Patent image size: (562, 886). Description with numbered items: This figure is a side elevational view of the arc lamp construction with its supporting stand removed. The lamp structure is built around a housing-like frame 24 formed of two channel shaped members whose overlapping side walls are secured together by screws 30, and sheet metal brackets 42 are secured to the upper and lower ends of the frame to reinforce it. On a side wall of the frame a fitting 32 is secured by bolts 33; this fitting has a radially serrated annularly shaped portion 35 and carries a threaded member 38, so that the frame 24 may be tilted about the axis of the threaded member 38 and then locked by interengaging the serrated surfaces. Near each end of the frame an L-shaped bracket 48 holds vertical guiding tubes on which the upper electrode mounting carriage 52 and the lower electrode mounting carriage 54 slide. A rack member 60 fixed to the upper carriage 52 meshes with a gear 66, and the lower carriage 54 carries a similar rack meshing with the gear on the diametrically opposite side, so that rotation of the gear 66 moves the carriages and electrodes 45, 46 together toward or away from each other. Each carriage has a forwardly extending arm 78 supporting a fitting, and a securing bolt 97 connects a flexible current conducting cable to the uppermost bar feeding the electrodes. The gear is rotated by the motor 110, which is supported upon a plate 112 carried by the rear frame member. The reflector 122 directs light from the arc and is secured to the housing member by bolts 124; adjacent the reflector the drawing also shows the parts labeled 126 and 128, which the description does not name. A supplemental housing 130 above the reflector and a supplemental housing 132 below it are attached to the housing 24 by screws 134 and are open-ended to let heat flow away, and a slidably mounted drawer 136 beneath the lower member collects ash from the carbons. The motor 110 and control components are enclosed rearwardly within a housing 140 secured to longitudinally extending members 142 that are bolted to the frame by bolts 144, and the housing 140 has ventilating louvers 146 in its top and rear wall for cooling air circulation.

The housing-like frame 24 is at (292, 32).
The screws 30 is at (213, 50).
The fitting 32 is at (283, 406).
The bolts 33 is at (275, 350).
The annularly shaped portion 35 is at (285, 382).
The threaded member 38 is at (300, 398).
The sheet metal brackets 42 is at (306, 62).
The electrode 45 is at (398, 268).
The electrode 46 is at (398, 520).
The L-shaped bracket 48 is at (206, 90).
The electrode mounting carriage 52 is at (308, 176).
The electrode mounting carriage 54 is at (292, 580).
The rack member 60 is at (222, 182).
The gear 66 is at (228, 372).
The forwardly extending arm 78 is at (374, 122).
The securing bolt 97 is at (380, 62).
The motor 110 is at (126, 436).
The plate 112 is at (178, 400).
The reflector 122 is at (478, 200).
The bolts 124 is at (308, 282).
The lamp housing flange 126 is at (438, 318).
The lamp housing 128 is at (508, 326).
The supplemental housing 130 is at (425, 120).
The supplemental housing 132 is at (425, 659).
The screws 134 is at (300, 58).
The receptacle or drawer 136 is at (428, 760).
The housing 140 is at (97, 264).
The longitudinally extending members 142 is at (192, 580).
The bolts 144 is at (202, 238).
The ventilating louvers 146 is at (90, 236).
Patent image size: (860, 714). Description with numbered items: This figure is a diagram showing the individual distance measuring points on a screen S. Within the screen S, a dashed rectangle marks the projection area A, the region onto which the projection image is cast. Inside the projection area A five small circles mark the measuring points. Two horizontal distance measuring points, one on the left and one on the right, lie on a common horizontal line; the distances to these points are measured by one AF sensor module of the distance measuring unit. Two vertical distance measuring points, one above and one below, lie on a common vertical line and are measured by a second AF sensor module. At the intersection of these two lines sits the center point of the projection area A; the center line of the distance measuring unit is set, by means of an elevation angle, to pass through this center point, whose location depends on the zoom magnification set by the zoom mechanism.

» Short problem: How many lines of the listing above contain the word "through"? Reply with the number only.

» Solution to the problem: 1